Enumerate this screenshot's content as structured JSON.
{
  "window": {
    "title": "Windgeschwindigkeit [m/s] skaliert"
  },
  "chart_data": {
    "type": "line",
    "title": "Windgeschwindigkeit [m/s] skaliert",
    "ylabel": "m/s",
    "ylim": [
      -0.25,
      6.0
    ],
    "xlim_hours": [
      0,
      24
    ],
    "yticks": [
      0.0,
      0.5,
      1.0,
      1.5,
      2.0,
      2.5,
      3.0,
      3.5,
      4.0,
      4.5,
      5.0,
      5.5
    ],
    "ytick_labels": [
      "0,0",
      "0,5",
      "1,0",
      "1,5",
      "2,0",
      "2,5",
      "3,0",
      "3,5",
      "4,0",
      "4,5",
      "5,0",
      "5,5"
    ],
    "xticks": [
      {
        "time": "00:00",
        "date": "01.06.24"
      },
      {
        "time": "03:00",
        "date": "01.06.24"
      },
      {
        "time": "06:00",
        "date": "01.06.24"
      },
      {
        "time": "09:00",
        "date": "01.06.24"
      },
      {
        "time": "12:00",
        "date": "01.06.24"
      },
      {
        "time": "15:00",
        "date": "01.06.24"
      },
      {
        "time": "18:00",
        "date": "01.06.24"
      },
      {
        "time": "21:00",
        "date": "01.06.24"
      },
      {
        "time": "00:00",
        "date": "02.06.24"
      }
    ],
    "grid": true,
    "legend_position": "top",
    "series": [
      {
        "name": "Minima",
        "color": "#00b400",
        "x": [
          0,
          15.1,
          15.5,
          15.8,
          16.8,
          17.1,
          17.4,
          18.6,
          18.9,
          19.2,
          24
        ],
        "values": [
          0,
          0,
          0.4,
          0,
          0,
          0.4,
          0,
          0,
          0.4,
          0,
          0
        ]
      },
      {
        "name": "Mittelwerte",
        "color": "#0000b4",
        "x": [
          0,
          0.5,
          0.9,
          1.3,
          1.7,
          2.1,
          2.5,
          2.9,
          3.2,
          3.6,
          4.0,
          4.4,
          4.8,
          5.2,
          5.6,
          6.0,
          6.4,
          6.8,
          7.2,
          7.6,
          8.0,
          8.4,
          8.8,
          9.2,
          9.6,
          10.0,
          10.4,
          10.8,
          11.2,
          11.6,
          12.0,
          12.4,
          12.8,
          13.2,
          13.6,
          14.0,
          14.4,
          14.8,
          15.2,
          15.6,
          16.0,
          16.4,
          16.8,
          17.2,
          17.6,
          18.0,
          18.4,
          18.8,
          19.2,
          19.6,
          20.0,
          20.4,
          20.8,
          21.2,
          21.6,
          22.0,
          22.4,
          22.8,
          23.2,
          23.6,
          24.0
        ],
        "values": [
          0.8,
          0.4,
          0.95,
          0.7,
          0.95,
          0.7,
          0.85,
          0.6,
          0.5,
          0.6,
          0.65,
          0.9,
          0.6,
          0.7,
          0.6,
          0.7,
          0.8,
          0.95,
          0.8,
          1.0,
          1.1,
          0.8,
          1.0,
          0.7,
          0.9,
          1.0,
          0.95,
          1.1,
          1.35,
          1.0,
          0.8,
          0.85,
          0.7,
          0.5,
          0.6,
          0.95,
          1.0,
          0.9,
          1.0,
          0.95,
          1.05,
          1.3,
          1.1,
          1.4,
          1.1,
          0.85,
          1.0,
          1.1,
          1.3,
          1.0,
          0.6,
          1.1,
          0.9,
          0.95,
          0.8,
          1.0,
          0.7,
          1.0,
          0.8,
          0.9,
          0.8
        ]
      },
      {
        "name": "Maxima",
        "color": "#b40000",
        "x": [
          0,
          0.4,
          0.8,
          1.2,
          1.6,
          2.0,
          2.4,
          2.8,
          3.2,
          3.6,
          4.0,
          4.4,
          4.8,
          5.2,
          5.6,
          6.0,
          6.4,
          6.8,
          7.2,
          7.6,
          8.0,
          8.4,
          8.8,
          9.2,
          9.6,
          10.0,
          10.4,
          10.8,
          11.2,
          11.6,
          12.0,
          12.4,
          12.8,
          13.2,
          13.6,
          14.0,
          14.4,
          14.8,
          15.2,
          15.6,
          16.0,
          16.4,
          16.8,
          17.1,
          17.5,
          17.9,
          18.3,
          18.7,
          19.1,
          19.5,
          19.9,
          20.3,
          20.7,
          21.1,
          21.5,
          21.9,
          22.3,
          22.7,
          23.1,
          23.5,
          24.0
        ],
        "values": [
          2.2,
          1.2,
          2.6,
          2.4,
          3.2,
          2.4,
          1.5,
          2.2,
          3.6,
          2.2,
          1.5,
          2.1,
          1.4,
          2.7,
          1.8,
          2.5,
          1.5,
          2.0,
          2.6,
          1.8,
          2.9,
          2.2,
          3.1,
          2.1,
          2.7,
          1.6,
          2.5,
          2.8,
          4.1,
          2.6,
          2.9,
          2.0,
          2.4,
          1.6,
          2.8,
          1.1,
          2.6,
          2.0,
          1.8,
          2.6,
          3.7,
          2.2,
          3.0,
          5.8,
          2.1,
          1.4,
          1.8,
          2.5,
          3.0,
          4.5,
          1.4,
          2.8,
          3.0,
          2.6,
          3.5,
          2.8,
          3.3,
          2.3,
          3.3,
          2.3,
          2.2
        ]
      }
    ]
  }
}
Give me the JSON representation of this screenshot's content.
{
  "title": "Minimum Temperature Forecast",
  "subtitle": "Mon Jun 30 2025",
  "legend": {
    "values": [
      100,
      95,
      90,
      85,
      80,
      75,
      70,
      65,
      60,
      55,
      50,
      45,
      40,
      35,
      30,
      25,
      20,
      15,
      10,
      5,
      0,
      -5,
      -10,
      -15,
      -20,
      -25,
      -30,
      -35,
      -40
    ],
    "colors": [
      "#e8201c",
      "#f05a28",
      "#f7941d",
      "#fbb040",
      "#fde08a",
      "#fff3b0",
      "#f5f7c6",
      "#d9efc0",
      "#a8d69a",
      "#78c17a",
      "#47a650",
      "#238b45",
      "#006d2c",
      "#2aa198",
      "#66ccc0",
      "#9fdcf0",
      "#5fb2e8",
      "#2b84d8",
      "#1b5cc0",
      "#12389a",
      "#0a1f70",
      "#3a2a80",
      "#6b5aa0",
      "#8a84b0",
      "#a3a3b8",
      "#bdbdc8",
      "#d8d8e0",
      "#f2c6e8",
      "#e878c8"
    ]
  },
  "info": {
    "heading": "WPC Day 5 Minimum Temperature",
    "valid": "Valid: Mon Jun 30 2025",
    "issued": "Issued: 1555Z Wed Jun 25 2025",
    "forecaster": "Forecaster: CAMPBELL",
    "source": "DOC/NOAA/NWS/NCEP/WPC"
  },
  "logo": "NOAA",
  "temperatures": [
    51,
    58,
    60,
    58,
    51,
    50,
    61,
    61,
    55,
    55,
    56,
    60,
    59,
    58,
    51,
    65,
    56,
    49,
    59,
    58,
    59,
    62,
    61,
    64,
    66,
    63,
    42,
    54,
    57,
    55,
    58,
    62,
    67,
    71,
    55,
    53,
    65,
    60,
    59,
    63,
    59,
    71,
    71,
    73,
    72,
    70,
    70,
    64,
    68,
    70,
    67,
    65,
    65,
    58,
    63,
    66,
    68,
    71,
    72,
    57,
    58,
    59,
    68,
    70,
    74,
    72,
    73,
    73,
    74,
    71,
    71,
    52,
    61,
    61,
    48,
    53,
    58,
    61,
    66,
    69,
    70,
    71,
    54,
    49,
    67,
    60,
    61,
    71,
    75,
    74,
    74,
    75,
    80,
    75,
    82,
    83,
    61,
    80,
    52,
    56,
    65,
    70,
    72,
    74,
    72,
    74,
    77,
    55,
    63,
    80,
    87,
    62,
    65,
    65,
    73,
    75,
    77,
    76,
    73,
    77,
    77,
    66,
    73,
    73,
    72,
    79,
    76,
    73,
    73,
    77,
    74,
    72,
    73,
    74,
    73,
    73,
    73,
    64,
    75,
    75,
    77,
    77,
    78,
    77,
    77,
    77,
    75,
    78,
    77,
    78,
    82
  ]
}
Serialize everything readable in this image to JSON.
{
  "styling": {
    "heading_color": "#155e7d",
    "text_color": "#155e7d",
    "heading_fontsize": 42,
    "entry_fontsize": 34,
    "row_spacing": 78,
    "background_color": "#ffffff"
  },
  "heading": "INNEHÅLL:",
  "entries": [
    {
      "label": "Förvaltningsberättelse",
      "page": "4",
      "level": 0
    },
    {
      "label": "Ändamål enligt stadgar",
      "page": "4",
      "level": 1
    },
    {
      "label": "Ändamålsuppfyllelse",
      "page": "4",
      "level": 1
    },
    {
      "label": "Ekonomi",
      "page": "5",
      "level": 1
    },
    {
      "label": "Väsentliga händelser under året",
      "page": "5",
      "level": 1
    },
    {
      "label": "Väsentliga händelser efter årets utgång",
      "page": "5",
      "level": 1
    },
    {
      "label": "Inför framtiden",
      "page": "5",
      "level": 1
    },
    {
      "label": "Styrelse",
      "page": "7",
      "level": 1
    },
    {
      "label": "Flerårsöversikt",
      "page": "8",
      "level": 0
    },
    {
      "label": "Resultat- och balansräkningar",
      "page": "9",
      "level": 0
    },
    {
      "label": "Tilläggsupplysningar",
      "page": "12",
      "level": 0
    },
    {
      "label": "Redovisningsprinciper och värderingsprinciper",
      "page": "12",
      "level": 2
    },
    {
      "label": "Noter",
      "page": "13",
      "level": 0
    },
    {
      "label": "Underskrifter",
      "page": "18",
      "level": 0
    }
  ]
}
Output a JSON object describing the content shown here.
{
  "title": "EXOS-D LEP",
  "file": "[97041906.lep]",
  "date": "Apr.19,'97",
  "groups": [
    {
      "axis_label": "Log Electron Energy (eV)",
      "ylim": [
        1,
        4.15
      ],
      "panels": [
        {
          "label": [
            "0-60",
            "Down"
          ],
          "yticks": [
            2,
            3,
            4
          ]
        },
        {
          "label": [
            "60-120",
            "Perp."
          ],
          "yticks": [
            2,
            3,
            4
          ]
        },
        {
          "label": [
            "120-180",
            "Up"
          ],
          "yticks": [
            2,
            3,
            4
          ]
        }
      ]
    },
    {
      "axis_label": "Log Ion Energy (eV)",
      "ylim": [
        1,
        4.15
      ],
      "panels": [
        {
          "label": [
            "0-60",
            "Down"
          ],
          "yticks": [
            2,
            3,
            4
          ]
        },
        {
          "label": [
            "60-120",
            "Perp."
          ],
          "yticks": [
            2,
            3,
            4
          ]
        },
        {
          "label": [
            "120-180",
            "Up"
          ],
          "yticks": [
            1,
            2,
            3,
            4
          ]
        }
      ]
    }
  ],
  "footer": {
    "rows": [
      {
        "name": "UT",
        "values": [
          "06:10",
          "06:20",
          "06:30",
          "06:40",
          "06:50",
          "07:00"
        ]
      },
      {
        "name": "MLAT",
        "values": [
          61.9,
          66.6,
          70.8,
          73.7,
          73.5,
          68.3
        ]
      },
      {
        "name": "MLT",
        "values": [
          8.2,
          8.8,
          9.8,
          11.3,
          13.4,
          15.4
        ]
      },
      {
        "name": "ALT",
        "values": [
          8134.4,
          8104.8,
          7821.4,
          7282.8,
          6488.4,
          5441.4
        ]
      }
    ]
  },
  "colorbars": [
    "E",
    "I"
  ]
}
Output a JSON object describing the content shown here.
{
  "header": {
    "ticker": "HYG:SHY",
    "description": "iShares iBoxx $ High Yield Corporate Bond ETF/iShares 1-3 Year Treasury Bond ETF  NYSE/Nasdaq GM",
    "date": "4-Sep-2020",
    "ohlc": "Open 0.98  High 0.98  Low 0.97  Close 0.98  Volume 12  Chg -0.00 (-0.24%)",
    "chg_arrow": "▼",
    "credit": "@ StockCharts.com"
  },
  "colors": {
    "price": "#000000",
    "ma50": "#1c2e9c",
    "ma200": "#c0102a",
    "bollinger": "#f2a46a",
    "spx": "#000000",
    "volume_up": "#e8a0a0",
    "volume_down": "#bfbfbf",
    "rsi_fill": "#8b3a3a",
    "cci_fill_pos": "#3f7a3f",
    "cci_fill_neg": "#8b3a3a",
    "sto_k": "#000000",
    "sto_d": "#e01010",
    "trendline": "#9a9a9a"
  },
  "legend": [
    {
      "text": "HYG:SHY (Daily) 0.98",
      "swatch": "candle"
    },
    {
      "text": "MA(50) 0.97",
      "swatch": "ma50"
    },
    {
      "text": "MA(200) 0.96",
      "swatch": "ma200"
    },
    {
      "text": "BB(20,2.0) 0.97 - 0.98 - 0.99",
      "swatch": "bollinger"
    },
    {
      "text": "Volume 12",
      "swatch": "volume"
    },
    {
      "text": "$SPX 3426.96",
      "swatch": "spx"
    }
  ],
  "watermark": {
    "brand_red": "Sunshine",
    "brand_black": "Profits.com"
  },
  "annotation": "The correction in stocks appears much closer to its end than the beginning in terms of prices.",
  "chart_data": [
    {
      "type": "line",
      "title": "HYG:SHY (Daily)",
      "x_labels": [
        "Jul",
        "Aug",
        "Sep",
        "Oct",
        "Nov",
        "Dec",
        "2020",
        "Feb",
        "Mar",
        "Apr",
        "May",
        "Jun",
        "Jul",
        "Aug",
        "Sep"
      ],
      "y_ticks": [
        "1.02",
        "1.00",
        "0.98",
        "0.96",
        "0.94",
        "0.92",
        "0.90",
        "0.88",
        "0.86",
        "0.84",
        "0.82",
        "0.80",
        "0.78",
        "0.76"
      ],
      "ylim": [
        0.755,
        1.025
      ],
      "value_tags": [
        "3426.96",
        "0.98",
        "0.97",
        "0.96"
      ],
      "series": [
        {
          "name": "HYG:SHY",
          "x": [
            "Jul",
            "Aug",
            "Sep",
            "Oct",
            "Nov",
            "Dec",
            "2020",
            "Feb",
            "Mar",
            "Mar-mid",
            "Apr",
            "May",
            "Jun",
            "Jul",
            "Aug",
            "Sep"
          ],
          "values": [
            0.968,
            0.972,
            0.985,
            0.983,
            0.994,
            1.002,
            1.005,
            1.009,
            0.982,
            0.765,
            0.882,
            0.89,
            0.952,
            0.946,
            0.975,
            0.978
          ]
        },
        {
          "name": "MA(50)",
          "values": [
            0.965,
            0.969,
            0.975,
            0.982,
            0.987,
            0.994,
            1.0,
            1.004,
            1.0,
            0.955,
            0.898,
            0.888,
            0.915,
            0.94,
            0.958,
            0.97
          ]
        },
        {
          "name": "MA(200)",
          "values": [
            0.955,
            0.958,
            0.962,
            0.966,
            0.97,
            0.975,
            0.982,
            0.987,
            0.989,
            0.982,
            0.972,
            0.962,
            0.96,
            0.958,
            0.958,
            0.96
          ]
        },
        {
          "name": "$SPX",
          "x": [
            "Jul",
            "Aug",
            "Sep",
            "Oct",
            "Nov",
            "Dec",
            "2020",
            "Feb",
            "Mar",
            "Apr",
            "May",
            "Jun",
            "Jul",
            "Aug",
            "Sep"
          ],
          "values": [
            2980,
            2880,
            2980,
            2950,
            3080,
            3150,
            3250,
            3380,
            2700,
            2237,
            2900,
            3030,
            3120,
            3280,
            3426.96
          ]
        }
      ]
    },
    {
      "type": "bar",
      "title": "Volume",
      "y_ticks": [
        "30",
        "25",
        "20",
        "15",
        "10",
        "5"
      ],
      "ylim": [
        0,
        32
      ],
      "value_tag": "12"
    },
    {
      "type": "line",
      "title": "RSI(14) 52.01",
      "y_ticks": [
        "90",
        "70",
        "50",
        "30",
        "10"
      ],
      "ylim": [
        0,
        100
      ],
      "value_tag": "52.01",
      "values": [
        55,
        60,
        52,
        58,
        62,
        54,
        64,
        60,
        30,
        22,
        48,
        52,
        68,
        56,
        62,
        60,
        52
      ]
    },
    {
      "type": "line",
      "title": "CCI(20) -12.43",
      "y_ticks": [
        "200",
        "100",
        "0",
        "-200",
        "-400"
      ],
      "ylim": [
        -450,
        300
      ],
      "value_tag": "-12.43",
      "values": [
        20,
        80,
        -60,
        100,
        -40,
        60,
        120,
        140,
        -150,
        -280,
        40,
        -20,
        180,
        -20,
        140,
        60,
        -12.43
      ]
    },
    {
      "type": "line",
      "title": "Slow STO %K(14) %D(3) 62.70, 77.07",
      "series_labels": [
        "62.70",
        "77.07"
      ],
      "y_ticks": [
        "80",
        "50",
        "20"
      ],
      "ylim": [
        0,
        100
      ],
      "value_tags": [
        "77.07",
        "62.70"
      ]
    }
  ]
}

◆ ◆ ◆

BRIEF: Review the material and copy each line in which the word "name" appears.

CORRECT RESPONSE:
        "name": "Minima",
        "name": "Mittelwerte",
        "name": "Maxima",
        "name": "UT",
        "name": "MLAT",
        "name": "MLT",
        "name": "ALT",
          "name": "HYG:SHY",
          "name": "MA(50)",
          "name": "MA(200)",
          "name": "$SPX",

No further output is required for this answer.